* [Stored data entries]
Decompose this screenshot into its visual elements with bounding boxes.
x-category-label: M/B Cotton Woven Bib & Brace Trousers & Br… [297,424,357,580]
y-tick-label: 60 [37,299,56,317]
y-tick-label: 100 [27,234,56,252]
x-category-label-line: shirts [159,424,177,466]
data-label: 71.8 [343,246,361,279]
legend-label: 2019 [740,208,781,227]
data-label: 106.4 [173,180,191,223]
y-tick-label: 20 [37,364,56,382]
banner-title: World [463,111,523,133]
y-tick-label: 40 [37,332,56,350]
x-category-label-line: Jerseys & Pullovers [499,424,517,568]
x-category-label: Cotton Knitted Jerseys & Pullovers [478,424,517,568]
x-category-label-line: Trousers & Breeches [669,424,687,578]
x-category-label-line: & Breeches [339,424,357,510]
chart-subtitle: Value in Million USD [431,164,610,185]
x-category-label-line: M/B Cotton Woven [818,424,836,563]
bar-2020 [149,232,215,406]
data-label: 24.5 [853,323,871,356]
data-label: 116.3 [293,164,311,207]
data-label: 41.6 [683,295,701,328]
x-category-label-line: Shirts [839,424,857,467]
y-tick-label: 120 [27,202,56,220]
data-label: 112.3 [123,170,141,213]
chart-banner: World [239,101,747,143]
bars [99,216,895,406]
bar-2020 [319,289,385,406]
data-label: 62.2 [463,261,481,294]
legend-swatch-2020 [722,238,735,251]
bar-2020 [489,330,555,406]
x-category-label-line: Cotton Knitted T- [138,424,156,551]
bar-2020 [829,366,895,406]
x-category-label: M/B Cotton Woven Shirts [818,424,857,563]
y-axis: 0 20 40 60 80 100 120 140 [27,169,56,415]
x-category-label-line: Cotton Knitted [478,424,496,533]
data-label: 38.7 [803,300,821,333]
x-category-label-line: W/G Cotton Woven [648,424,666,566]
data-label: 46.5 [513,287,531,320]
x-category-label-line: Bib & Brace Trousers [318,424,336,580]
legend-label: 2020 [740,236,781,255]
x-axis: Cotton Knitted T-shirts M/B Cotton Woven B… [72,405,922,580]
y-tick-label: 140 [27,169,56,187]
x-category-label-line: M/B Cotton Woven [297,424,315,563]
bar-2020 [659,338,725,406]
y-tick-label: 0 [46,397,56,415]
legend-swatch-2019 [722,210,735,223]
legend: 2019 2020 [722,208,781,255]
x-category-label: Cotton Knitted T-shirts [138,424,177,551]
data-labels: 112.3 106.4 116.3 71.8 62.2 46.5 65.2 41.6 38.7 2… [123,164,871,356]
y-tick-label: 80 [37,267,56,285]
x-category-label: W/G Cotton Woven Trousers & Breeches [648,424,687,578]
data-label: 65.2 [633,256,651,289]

* [What the task requires] Copy out every row above word for word, with nothing changed.

* [Response to the task]
Decompose this screenshot into its visual elements with bounding boxes.
x-category-label: M/B Cotton Woven Bib & Brace Trousers & Br… [297,424,357,580]
y-tick-label: 60 [37,299,56,317]
y-tick-label: 100 [27,234,56,252]
x-category-label-line: shirts [159,424,177,466]
data-label: 71.8 [343,246,361,279]
legend-label: 2019 [740,208,781,227]
data-label: 106.4 [173,180,191,223]
y-tick-label: 20 [37,364,56,382]
banner-title: World [463,111,523,133]
y-tick-label: 40 [37,332,56,350]
x-category-label-line: Jerseys & Pullovers [499,424,517,568]
x-category-label: Cotton Knitted Jerseys & Pullovers [478,424,517,568]
x-category-label-line: Trousers & Breeches [669,424,687,578]
x-category-label-line: & Breeches [339,424,357,510]
chart-subtitle: Value in Million USD [431,164,610,185]
x-category-label-line: M/B Cotton Woven [818,424,836,563]
bar-2020 [149,232,215,406]
data-label: 24.5 [853,323,871,356]
data-label: 116.3 [293,164,311,207]
data-label: 41.6 [683,295,701,328]
x-category-label-line: Shirts [839,424,857,467]
y-tick-label: 120 [27,202,56,220]
data-label: 112.3 [123,170,141,213]
chart-banner: World [239,101,747,143]
bars [99,216,895,406]
bar-2020 [319,289,385,406]
data-label: 62.2 [463,261,481,294]
legend-swatch-2020 [722,238,735,251]
bar-2020 [489,330,555,406]
x-category-label-line: Cotton Knitted T- [138,424,156,551]
bar-2020 [829,366,895,406]
x-category-label: M/B Cotton Woven Shirts [818,424,857,563]
y-axis: 0 20 40 60 80 100 120 140 [27,169,56,415]
x-category-label-line: Cotton Knitted [478,424,496,533]
data-label: 38.7 [803,300,821,333]
x-category-label-line: W/G Cotton Woven [648,424,666,566]
data-label: 46.5 [513,287,531,320]
x-category-label-line: Bib & Brace Trousers [318,424,336,580]
legend-label: 2020 [740,236,781,255]
x-axis: Cotton Knitted T-shirts M/B Cotton Woven B… [72,405,922,580]
y-tick-label: 140 [27,169,56,187]
x-category-label-line: M/B Cotton Woven [297,424,315,563]
bar-2020 [659,338,725,406]
y-tick-label: 0 [46,397,56,415]
legend-swatch-2019 [722,210,735,223]
legend: 2019 2020 [722,208,781,255]
x-category-label: Cotton Knitted T-shirts [138,424,177,551]
data-labels: 112.3 106.4 116.3 71.8 62.2 46.5 65.2 41.6 38.7 2… [123,164,871,356]
y-tick-label: 80 [37,267,56,285]
x-category-label: W/G Cotton Woven Trousers & Breeches [648,424,687,578]
data-label: 65.2 [633,256,651,289]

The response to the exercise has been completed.